STATED PROBLEM: Repeat the passage about first seeing Allen Ginsberg, word for word and in full.

DOCUMENT EXCERPT:
My own early education in poetry was pretty naive, by comparison. The first living poet I ever saw was Allen Ginsberg, when he came to Tennessee for a reading. He opened by chanting for a good long while; then he played the harmonium while singing Blake's poems; then he read his own. In preparation for the reading, I'd bought a copy of Howl and Other Poems - no easy thing to do in a Southern town with about two bookstores in it at the time, and before Amazon was a gleam in its founder's eye. The only poetry I'd ever known was the stuff you're taught - and taught to ignore - in high school: harmless, syrupy anthology stuff, although even "Howl" is in anthologies for schoolkids these days. It took me a while to realize that there even were living poets, because I'd only been told of the dead ones! And once I smacked myself on the forehead and figured out that of course there were living poets, I imagined that they were all ghostly gray-bearded men, 3D images of, say, Whitman or John Greenleaf Whittier (I was not to meet a female poet until I was out of college). Well, Ginsberg had a beard, alright, but he was the liveliest most exciting man e're I laid eyes upon. I fell in love with him like almost everybody else did in those days, and resolved to escape the South and go to New York - which I did, in due course, at the age of 17, partly at his invitation (literally: scrawled on a scrap of paper).

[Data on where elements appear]
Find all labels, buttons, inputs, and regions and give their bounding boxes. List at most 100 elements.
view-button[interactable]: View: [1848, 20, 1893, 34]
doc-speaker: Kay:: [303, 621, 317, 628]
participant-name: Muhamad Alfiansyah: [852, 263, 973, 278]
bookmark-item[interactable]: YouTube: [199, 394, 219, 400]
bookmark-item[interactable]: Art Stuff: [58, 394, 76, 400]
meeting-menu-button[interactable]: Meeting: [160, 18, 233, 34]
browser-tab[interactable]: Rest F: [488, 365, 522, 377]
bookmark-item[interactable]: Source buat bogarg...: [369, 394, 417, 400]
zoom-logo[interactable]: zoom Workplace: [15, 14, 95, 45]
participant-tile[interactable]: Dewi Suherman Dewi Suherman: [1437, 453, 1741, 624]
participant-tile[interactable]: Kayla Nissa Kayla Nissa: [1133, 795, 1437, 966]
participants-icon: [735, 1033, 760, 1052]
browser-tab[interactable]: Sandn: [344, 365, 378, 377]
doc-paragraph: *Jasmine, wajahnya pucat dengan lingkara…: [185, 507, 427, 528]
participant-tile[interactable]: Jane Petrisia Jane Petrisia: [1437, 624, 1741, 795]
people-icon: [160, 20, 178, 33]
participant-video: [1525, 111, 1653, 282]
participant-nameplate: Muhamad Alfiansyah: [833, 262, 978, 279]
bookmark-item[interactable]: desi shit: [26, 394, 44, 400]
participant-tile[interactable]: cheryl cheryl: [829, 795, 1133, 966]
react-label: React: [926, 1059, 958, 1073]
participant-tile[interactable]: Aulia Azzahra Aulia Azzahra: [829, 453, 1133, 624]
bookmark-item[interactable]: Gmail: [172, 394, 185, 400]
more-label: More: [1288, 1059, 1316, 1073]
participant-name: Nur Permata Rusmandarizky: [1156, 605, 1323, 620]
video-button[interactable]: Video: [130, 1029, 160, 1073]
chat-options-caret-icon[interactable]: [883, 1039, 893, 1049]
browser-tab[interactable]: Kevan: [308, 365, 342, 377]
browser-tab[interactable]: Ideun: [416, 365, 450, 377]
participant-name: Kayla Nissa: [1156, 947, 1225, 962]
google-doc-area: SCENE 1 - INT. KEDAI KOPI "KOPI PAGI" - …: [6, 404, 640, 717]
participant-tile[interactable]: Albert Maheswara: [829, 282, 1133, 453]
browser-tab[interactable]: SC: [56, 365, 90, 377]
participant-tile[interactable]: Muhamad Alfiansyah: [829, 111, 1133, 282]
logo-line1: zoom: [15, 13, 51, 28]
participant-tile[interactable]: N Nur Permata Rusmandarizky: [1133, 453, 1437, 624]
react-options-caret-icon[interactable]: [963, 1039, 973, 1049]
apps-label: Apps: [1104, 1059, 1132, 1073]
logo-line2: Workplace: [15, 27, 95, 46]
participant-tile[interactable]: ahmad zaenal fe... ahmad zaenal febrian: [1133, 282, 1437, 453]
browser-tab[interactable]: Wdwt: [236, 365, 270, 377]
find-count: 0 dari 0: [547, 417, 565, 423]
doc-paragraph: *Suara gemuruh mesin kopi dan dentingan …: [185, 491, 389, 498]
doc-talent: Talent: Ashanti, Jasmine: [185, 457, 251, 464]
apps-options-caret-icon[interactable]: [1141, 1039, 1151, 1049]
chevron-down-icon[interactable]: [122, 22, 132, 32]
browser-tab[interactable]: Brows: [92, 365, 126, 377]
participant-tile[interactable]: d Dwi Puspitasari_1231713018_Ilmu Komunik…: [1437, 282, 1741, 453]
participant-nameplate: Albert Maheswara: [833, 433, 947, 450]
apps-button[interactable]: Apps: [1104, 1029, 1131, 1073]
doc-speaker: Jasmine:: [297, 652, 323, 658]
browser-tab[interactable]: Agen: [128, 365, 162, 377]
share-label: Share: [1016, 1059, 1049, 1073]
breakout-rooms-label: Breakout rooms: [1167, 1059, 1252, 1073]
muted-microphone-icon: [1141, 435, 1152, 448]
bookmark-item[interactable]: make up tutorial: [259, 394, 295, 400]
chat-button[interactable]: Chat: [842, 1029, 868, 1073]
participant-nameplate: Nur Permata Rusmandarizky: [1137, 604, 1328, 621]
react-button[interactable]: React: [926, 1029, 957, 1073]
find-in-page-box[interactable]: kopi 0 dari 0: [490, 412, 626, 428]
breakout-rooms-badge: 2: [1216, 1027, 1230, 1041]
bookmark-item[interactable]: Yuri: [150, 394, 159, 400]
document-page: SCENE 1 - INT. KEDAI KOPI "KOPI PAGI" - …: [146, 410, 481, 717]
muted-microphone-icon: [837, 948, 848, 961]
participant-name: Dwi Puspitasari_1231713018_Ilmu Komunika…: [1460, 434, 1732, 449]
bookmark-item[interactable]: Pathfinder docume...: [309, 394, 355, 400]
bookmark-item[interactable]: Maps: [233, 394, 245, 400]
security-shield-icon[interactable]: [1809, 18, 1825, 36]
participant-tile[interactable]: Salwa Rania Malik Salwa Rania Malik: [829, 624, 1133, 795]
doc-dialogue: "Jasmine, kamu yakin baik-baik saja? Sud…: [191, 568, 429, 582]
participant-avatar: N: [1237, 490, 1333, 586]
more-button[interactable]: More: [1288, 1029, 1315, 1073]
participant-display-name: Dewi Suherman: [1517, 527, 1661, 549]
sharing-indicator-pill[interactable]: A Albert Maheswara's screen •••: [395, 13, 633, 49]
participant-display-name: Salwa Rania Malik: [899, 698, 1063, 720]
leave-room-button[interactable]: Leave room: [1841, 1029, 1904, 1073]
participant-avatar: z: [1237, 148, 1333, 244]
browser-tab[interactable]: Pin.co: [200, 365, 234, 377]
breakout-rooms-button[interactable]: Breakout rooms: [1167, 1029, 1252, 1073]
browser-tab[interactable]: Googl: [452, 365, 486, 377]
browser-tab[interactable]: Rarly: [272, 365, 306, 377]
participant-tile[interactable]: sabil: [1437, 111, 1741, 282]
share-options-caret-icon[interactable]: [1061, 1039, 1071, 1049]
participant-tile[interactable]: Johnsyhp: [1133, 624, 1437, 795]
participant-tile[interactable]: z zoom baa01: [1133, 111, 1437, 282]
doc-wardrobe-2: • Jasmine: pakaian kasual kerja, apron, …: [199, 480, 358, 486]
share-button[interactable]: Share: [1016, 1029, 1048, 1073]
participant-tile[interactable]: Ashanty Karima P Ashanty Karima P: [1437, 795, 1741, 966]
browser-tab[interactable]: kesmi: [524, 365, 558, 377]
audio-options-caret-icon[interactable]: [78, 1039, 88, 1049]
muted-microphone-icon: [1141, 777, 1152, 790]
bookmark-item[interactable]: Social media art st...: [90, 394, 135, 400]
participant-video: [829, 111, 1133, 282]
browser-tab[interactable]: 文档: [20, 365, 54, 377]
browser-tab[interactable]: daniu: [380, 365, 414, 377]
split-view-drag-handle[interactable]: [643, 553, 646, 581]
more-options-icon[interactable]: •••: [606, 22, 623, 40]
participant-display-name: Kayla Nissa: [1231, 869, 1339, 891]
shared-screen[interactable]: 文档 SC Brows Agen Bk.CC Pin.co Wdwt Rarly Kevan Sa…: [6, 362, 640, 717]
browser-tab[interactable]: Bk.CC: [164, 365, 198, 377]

RESPONSE:
My own early education in poetry was pretty naive, by comparison. The first living poet I ever saw was Allen Ginsberg, when he came to Tennessee for a reading. He opened by chanting for a good long while; then he played the harmonium while singing Blake's poems; then he read his own. In preparation for the reading, I'd bought a copy of Howl and Other Poems - no easy thing to do in a Southern town with about two bookstores in it at the time, and before Amazon was a gleam in its founder's eye. The only poetry I'd ever known was the stuff you're taught - and taught to ignore - in high school: harmless, syrupy anthology stuff, although even "Howl" is in anthologies for schoolkids these days. It took me a while to realize that there even were living poets, because I'd only been told of the dead ones! And once I smacked myself on the forehead and figured out that of course there were living poets, I imagined that they were all ghostly gray-bearded men, 3D images of, say, Whitman or John Greenleaf Whittier (I was not to meet a female poet until I was out of college). Well, Ginsberg had a beard, alright, but he was the liveliest most exciting man e're I laid eyes upon. I fell in love with him like almost everybody else did in those days, and resolved to escape the South and go to New York - which I did, in due course, at the age of 17, partly at his invitation (literally: scrawled on a scrap of paper).